** Prompt **
Output every line exactly as written. Leave out pictures.

--- BEGIN Source data ---

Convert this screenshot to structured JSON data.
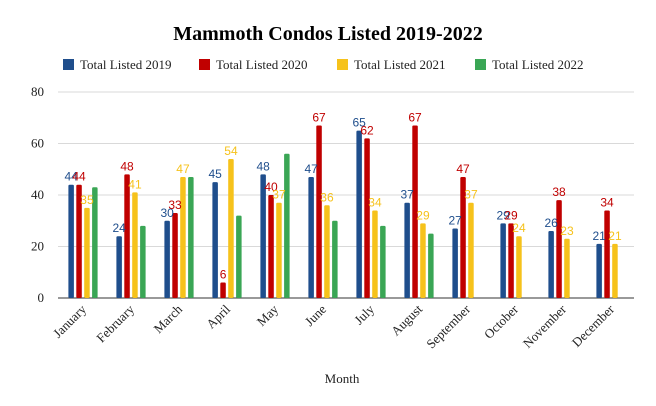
{
  "chart_data": {
    "type": "bar",
    "title": "Mammoth Condos Listed 2019-2022",
    "xlabel": "Month",
    "ylabel": "",
    "ylim": [
      0,
      80
    ],
    "yticks": [
      0,
      20,
      40,
      60,
      80
    ],
    "grid": true,
    "legend_position": "top",
    "categories": [
      "January",
      "February",
      "March",
      "April",
      "May",
      "June",
      "July",
      "August",
      "September",
      "October",
      "November",
      "December"
    ],
    "series": [
      {
        "name": "Total Listed 2019",
        "color": "#1f4e8c",
        "values": [
          44,
          24,
          30,
          45,
          48,
          47,
          65,
          37,
          27,
          29,
          26,
          21
        ]
      },
      {
        "name": "Total Listed 2020",
        "color": "#c00000",
        "values": [
          44,
          48,
          33,
          6,
          40,
          67,
          62,
          67,
          47,
          29,
          38,
          34
        ]
      },
      {
        "name": "Total Listed 2021",
        "color": "#f6c21b",
        "values": [
          35,
          41,
          47,
          54,
          37,
          36,
          34,
          29,
          37,
          24,
          23,
          21
        ]
      },
      {
        "name": "Total Listed 2022",
        "color": "#3aa655",
        "values": [
          43,
          28,
          47,
          32,
          56,
          30,
          28,
          25,
          null,
          null,
          null,
          null
        ]
      }
    ]
  }
}
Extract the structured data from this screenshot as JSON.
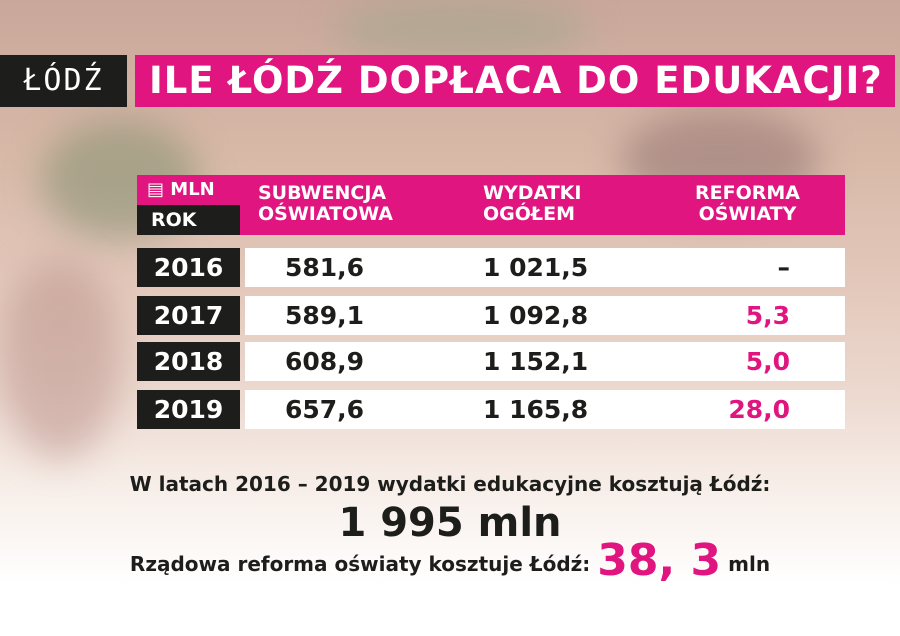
{
  "logo": "ŁÓDŹ",
  "title": "ILE ŁÓDŹ DOPŁACA DO EDUKACJI?",
  "colors": {
    "accent": "#e0157f",
    "dark": "#1d1d1b"
  },
  "table": {
    "unit_icon": "money-stack-icon",
    "unit": "MLN",
    "year_header": "ROK",
    "columns": [
      [
        "SUBWENCJA",
        "OŚWIATOWA"
      ],
      [
        "WYDATKI",
        "OGÓŁEM"
      ],
      [
        "REFORMA",
        "OŚWIATY"
      ]
    ],
    "rows": [
      {
        "year": "2016",
        "subwencja": "581,6",
        "wydatki": "1 021,5",
        "reforma": "–"
      },
      {
        "year": "2017",
        "subwencja": "589,1",
        "wydatki": "1 092,8",
        "reforma": "5,3"
      },
      {
        "year": "2018",
        "subwencja": "608,9",
        "wydatki": "1 152,1",
        "reforma": "5,0"
      },
      {
        "year": "2019",
        "subwencja": "657,6",
        "wydatki": "1 165,8",
        "reforma": "28,0"
      }
    ]
  },
  "summary": {
    "line1": "W latach 2016 – 2019 wydatki edukacyjne kosztują Łódź:",
    "total": "1 995 mln",
    "line3_prefix": "Rządowa reforma oświaty kosztuje Łódź:",
    "reform_total": "38, 3",
    "reform_unit": "mln"
  }
}
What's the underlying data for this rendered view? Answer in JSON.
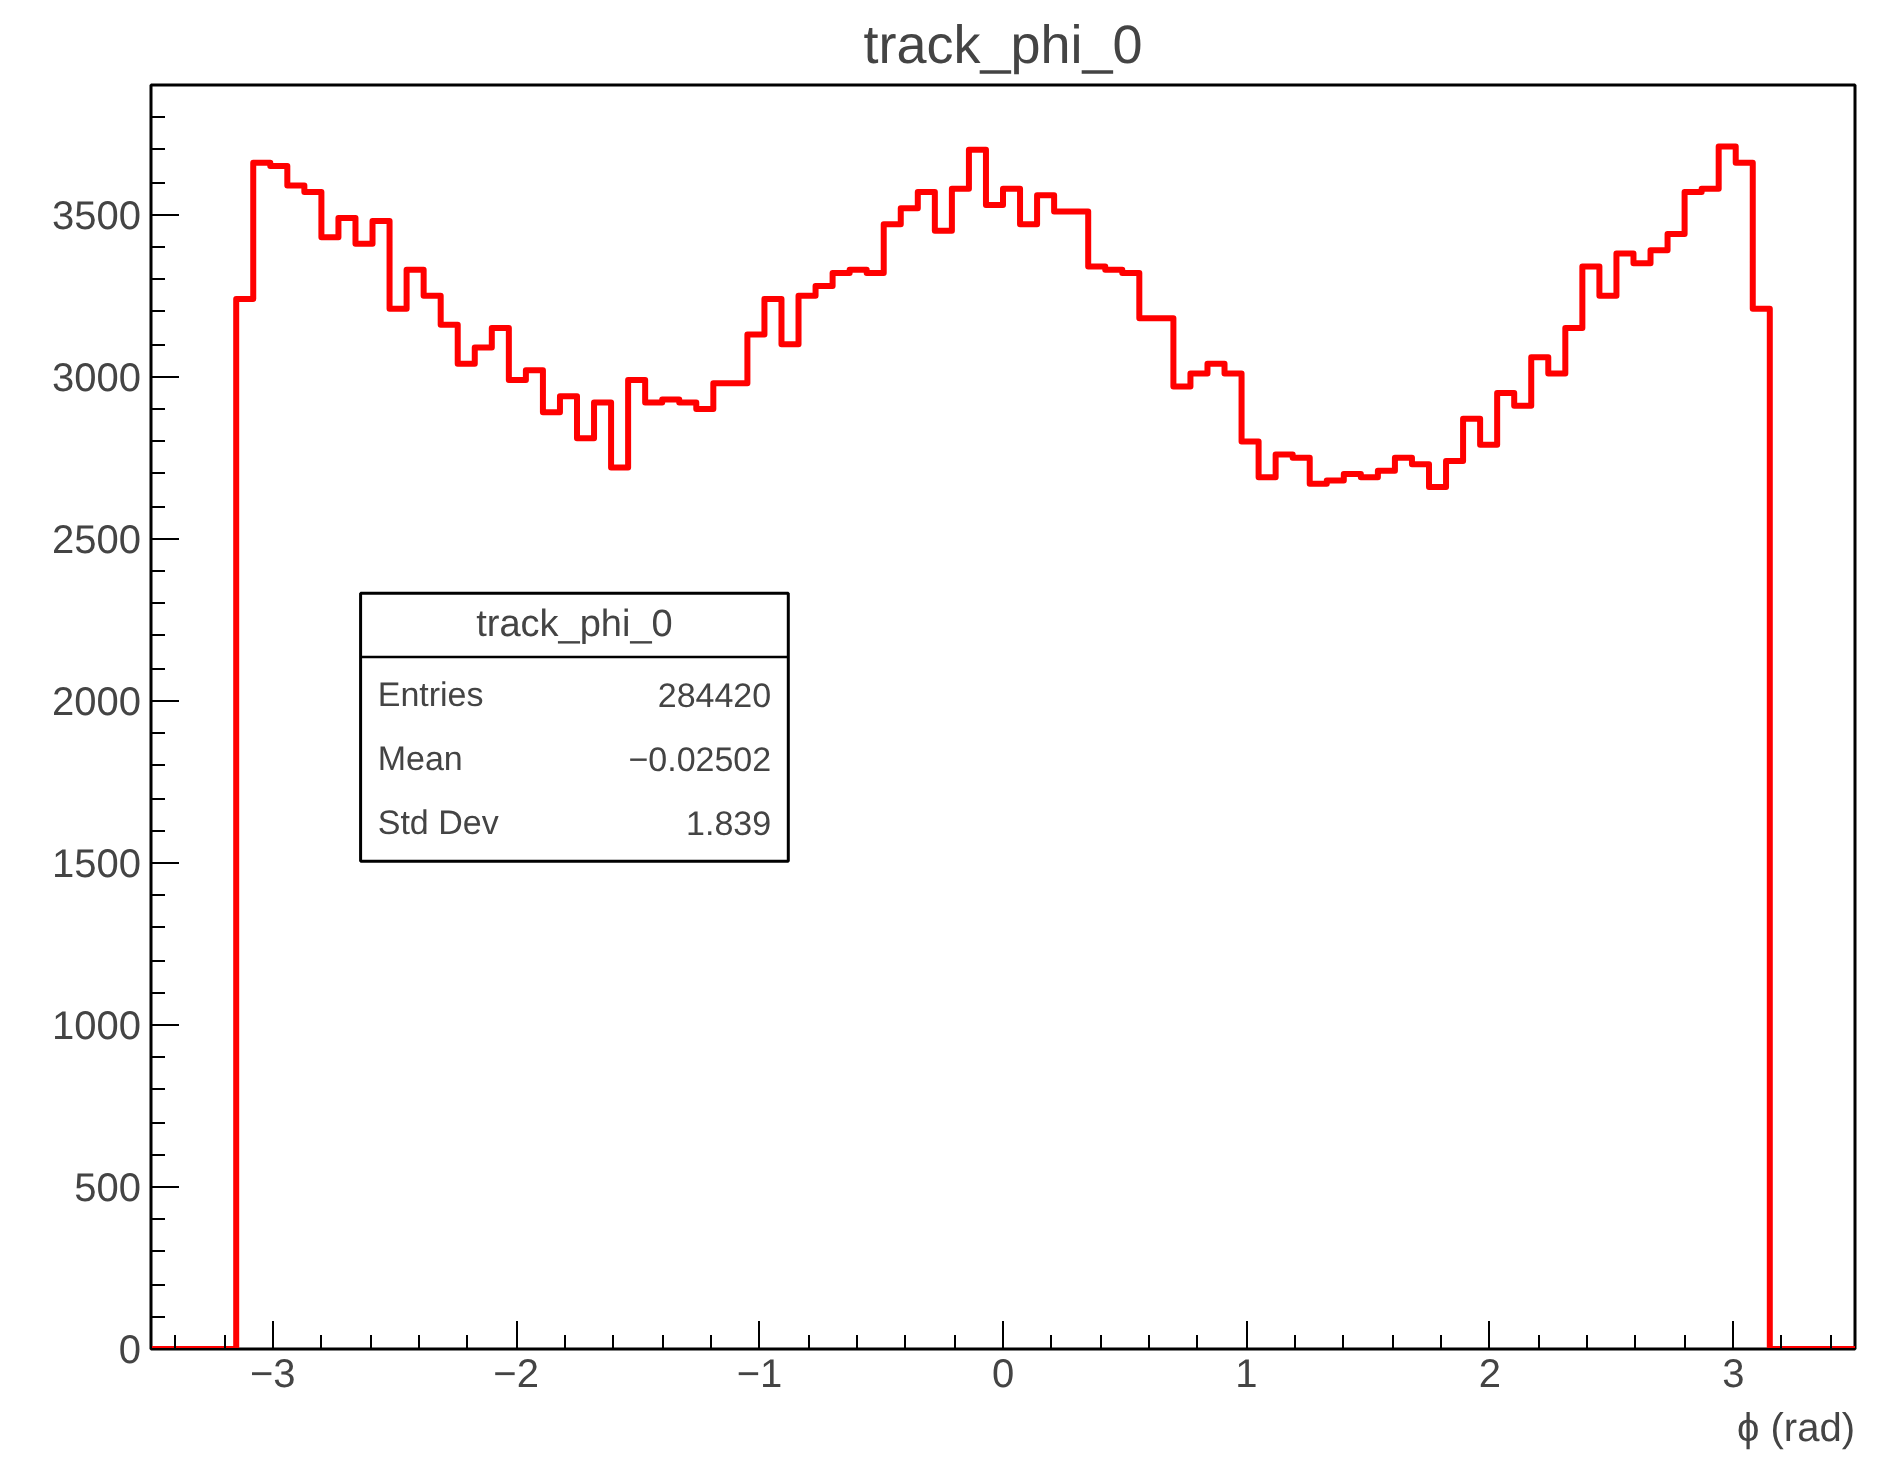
{
  "chart_data": {
    "type": "histogram",
    "title": "track_phi_0",
    "xlabel": "ϕ (rad)",
    "bins": [
      -3.5,
      -3.43,
      -3.36,
      -3.29,
      -3.22,
      -3.15,
      -3.08,
      -3.01,
      -2.94,
      -2.87,
      -2.8,
      -2.73,
      -2.66,
      -2.59,
      -2.52,
      -2.45,
      -2.38,
      -2.31,
      -2.24,
      -2.17,
      -2.1,
      -2.03,
      -1.96,
      -1.89,
      -1.82,
      -1.75,
      -1.68,
      -1.61,
      -1.54,
      -1.47,
      -1.4,
      -1.33,
      -1.26,
      -1.19,
      -1.12,
      -1.05,
      -0.98,
      -0.91,
      -0.84,
      -0.77,
      -0.7,
      -0.63,
      -0.56,
      -0.49,
      -0.42,
      -0.35,
      -0.28,
      -0.21,
      -0.14,
      -0.07,
      0,
      0.07,
      0.14,
      0.21,
      0.28,
      0.35,
      0.42,
      0.49,
      0.56,
      0.63,
      0.7,
      0.77,
      0.84,
      0.91,
      0.98,
      1.05,
      1.12,
      1.19,
      1.26,
      1.33,
      1.4,
      1.47,
      1.54,
      1.61,
      1.68,
      1.75,
      1.82,
      1.89,
      1.96,
      2.03,
      2.1,
      2.17,
      2.24,
      2.31,
      2.38,
      2.45,
      2.52,
      2.59,
      2.66,
      2.73,
      2.8,
      2.87,
      2.94,
      3.01,
      3.08,
      3.15,
      3.22,
      3.29,
      3.36,
      3.43,
      3.5
    ],
    "values": [
      0,
      0,
      0,
      0,
      0,
      3240,
      3660,
      3650,
      3590,
      3570,
      3430,
      3490,
      3410,
      3480,
      3210,
      3330,
      3250,
      3160,
      3040,
      3090,
      3150,
      2990,
      3020,
      2890,
      2940,
      2810,
      2920,
      2720,
      2990,
      2920,
      2930,
      2920,
      2900,
      2980,
      2980,
      3130,
      3240,
      3100,
      3250,
      3280,
      3320,
      3330,
      3320,
      3470,
      3520,
      3570,
      3450,
      3580,
      3700,
      3530,
      3580,
      3470,
      3560,
      3510,
      3510,
      3340,
      3330,
      3320,
      3180,
      3180,
      2970,
      3010,
      3040,
      3010,
      2800,
      2690,
      2760,
      2750,
      2670,
      2680,
      2700,
      2690,
      2710,
      2750,
      2730,
      2660,
      2740,
      2870,
      2790,
      2950,
      2910,
      3060,
      3010,
      3150,
      3340,
      3250,
      3380,
      3350,
      3390,
      3440,
      3570,
      3580,
      3710,
      3660,
      3210,
      0,
      0,
      0,
      0,
      0
    ],
    "color": "#ff0000",
    "xlim": [
      -3.5,
      3.5
    ],
    "ylim": [
      0,
      3900
    ],
    "xticks": [
      {
        "value": -3,
        "label": "−3"
      },
      {
        "value": -2,
        "label": "−2"
      },
      {
        "value": -1,
        "label": "−1"
      },
      0,
      1,
      2,
      3
    ],
    "yticks": [
      0,
      500,
      1000,
      1500,
      2000,
      2500,
      3000,
      3500
    ],
    "grid": false,
    "annotations": [
      "track_phi_0",
      "Entries 284420",
      "Mean −0.02502",
      "Std Dev 1.839"
    ]
  }
}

--- END Source data ---

** Task output **
Convert this screenshot to structured JSON data.
{
  "chart_data": {
    "type": "bar",
    "title": "Mammoth Condos Listed 2019-2022",
    "xlabel": "Month",
    "ylabel": "",
    "ylim": [
      0,
      80
    ],
    "yticks": [
      0,
      20,
      40,
      60,
      80
    ],
    "grid": true,
    "legend_position": "top",
    "categories": [
      "January",
      "February",
      "March",
      "April",
      "May",
      "June",
      "July",
      "August",
      "September",
      "October",
      "November",
      "December"
    ],
    "series": [
      {
        "name": "Total Listed 2019",
        "color": "#1f4e8c",
        "values": [
          44,
          24,
          30,
          45,
          48,
          47,
          65,
          37,
          27,
          29,
          26,
          21
        ]
      },
      {
        "name": "Total Listed 2020",
        "color": "#c00000",
        "values": [
          44,
          48,
          33,
          6,
          40,
          67,
          62,
          67,
          47,
          29,
          38,
          34
        ]
      },
      {
        "name": "Total Listed 2021",
        "color": "#f6c21b",
        "values": [
          35,
          41,
          47,
          54,
          37,
          36,
          34,
          29,
          37,
          24,
          23,
          21
        ]
      },
      {
        "name": "Total Listed 2022",
        "color": "#3aa655",
        "values": [
          43,
          28,
          47,
          32,
          56,
          30,
          28,
          25,
          null,
          null,
          null,
          null
        ]
      }
    ]
  }
}
Extract the structured data from this screenshot as JSON.
{
  "logo": "ŁÓDŹ",
  "title": "ILE ŁÓDŹ DOPŁACA DO EDUKACJI?",
  "colors": {
    "accent": "#e0157f",
    "dark": "#1d1d1b"
  },
  "table": {
    "unit_icon": "money-stack-icon",
    "unit": "MLN",
    "year_header": "ROK",
    "columns": [
      [
        "SUBWENCJA",
        "OŚWIATOWA"
      ],
      [
        "WYDATKI",
        "OGÓŁEM"
      ],
      [
        "REFORMA",
        "OŚWIATY"
      ]
    ],
    "rows": [
      {
        "year": "2016",
        "subwencja": "581,6",
        "wydatki": "1 021,5",
        "reforma": "–"
      },
      {
        "year": "2017",
        "subwencja": "589,1",
        "wydatki": "1 092,8",
        "reforma": "5,3"
      },
      {
        "year": "2018",
        "subwencja": "608,9",
        "wydatki": "1 152,1",
        "reforma": "5,0"
      },
      {
        "year": "2019",
        "subwencja": "657,6",
        "wydatki": "1 165,8",
        "reforma": "28,0"
      }
    ]
  },
  "summary": {
    "line1": "W latach 2016 – 2019 wydatki edukacyjne kosztują Łódź:",
    "total": "1 995 mln",
    "line3_prefix": "Rządowa reforma oświaty kosztuje Łódź:",
    "reform_total": "38, 3",
    "reform_unit": "mln"
  }
}
What's the underlying data for this rendered view? Answer in JSON.
{
  "chart_data": {
    "type": "histogram",
    "title": "track_phi_0",
    "xlabel": "ϕ (rad)",
    "bins": [
      -3.5,
      -3.43,
      -3.36,
      -3.29,
      -3.22,
      -3.15,
      -3.08,
      -3.01,
      -2.94,
      -2.87,
      -2.8,
      -2.73,
      -2.66,
      -2.59,
      -2.52,
      -2.45,
      -2.38,
      -2.31,
      -2.24,
      -2.17,
      -2.1,
      -2.03,
      -1.96,
      -1.89,
      -1.82,
      -1.75,
      -1.68,
      -1.61,
      -1.54,
      -1.47,
      -1.4,
      -1.33,
      -1.26,
      -1.19,
      -1.12,
      -1.05,
      -0.98,
      -0.91,
      -0.84,
      -0.77,
      -0.7,
      -0.63,
      -0.56,
      -0.49,
      -0.42,
      -0.35,
      -0.28,
      -0.21,
      -0.14,
      -0.07,
      0,
      0.07,
      0.14,
      0.21,
      0.28,
      0.35,
      0.42,
      0.49,
      0.56,
      0.63,
      0.7,
      0.77,
      0.84,
      0.91,
      0.98,
      1.05,
      1.12,
      1.19,
      1.26,
      1.33,
      1.4,
      1.47,
      1.54,
      1.61,
      1.68,
      1.75,
      1.82,
      1.89,
      1.96,
      2.03,
      2.1,
      2.17,
      2.24,
      2.31,
      2.38,
      2.45,
      2.52,
      2.59,
      2.66,
      2.73,
      2.8,
      2.87,
      2.94,
      3.01,
      3.08,
      3.15,
      3.22,
      3.29,
      3.36,
      3.43,
      3.5
    ],
    "values": [
      0,
      0,
      0,
      0,
      0,
      3240,
      3660,
      3650,
      3590,
      3570,
      3430,
      3490,
      3410,
      3480,
      3210,
      3330,
      3250,
      3160,
      3040,
      3090,
      3150,
      2990,
      3020,
      2890,
      2940,
      2810,
      2920,
      2720,
      2990,
      2920,
      2930,
      2920,
      2900,
      2980,
      2980,
      3130,
      3240,
      3100,
      3250,
      3280,
      3320,
      3330,
      3320,
      3470,
      3520,
      3570,
      3450,
      3580,
      3700,
      3530,
      3580,
      3470,
      3560,
      3510,
      3510,
      3340,
      3330,
      3320,
      3180,
      3180,
      2970,
      3010,
      3040,
      3010,
      2800,
      2690,
      2760,
      2750,
      2670,
      2680,
      2700,
      2690,
      2710,
      2750,
      2730,
      2660,
      2740,
      2870,
      2790,
      2950,
      2910,
      3060,
      3010,
      3150,
      3340,
      3250,
      3380,
      3350,
      3390,
      3440,
      3570,
      3580,
      3710,
      3660,
      3210,
      0,
      0,
      0,
      0,
      0
    ],
    "color": "#ff0000",
    "xlim": [
      -3.5,
      3.5
    ],
    "ylim": [
      0,
      3900
    ],
    "xticks": [
      {
        "value": -3,
        "label": "−3"
      },
      {
        "value": -2,
        "label": "−2"
      },
      {
        "value": -1,
        "label": "−1"
      },
      0,
      1,
      2,
      3
    ],
    "yticks": [
      0,
      500,
      1000,
      1500,
      2000,
      2500,
      3000,
      3500
    ],
    "grid": false,
    "annotations": [
      "track_phi_0",
      "Entries 284420",
      "Mean −0.02502",
      "Std Dev 1.839"
    ]
  }
}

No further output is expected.